(DATA SHOWN):
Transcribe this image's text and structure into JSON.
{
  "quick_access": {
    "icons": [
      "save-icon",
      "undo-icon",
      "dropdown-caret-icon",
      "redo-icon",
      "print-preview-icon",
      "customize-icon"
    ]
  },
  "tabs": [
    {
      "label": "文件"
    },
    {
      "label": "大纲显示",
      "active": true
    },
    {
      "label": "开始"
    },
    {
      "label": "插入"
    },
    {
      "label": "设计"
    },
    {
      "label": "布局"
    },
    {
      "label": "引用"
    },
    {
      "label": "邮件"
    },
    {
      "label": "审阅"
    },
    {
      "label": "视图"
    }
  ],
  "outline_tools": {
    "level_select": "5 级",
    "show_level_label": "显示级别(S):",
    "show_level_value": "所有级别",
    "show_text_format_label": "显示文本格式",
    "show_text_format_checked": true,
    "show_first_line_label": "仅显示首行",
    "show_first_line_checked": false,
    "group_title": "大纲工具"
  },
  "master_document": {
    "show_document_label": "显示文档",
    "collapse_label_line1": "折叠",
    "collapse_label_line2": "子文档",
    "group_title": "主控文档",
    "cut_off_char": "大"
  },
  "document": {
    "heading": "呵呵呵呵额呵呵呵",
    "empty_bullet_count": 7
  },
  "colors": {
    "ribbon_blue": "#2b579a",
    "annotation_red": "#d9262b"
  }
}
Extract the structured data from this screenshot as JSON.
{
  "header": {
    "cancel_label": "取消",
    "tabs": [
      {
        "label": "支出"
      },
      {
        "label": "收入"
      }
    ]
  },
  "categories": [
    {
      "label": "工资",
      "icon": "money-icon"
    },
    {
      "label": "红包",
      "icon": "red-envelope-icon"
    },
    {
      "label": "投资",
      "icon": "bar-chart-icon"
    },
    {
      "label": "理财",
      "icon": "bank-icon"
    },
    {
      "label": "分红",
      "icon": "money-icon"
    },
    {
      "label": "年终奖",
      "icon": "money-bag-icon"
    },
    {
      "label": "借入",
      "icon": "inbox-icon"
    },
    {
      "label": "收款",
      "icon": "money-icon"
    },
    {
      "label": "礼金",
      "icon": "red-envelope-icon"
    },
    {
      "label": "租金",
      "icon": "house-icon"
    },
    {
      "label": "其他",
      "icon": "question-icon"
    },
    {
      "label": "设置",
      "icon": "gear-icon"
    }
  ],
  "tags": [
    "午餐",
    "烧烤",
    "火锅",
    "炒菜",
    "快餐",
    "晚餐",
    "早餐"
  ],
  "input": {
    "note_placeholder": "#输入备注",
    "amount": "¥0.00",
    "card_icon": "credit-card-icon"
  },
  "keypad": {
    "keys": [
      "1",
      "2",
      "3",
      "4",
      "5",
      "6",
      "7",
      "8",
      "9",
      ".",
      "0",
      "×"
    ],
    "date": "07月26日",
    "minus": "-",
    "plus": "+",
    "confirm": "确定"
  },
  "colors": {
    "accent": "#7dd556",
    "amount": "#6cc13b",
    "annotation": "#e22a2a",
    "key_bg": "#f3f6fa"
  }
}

(WHAT YOU NEED TO DO):
Every entry should be printed again exactly as written.

(TASK RESULT):
Transcribe this image's text and structure into JSON.
{
  "quick_access": {
    "icons": [
      "save-icon",
      "undo-icon",
      "dropdown-caret-icon",
      "redo-icon",
      "print-preview-icon",
      "customize-icon"
    ]
  },
  "tabs": [
    {
      "label": "文件"
    },
    {
      "label": "大纲显示",
      "active": true
    },
    {
      "label": "开始"
    },
    {
      "label": "插入"
    },
    {
      "label": "设计"
    },
    {
      "label": "布局"
    },
    {
      "label": "引用"
    },
    {
      "label": "邮件"
    },
    {
      "label": "审阅"
    },
    {
      "label": "视图"
    }
  ],
  "outline_tools": {
    "level_select": "5 级",
    "show_level_label": "显示级别(S):",
    "show_level_value": "所有级别",
    "show_text_format_label": "显示文本格式",
    "show_text_format_checked": true,
    "show_first_line_label": "仅显示首行",
    "show_first_line_checked": false,
    "group_title": "大纲工具"
  },
  "master_document": {
    "show_document_label": "显示文档",
    "collapse_label_line1": "折叠",
    "collapse_label_line2": "子文档",
    "group_title": "主控文档",
    "cut_off_char": "大"
  },
  "document": {
    "heading": "呵呵呵呵额呵呵呵",
    "empty_bullet_count": 7
  },
  "colors": {
    "ribbon_blue": "#2b579a",
    "annotation_red": "#d9262b"
  }
}
Extract the structured data from this screenshot as JSON.
{
  "header": {
    "cancel_label": "取消",
    "tabs": [
      {
        "label": "支出"
      },
      {
        "label": "收入"
      }
    ]
  },
  "categories": [
    {
      "label": "工资",
      "icon": "money-icon"
    },
    {
      "label": "红包",
      "icon": "red-envelope-icon"
    },
    {
      "label": "投资",
      "icon": "bar-chart-icon"
    },
    {
      "label": "理财",
      "icon": "bank-icon"
    },
    {
      "label": "分红",
      "icon": "money-icon"
    },
    {
      "label": "年终奖",
      "icon": "money-bag-icon"
    },
    {
      "label": "借入",
      "icon": "inbox-icon"
    },
    {
      "label": "收款",
      "icon": "money-icon"
    },
    {
      "label": "礼金",
      "icon": "red-envelope-icon"
    },
    {
      "label": "租金",
      "icon": "house-icon"
    },
    {
      "label": "其他",
      "icon": "question-icon"
    },
    {
      "label": "设置",
      "icon": "gear-icon"
    }
  ],
  "tags": [
    "午餐",
    "烧烤",
    "火锅",
    "炒菜",
    "快餐",
    "晚餐",
    "早餐"
  ],
  "input": {
    "note_placeholder": "#输入备注",
    "amount": "¥0.00",
    "card_icon": "credit-card-icon"
  },
  "keypad": {
    "keys": [
      "1",
      "2",
      "3",
      "4",
      "5",
      "6",
      "7",
      "8",
      "9",
      ".",
      "0",
      "×"
    ],
    "date": "07月26日",
    "minus": "-",
    "plus": "+",
    "confirm": "确定"
  },
  "colors": {
    "accent": "#7dd556",
    "amount": "#6cc13b",
    "annotation": "#e22a2a",
    "key_bg": "#f3f6fa"
  }
}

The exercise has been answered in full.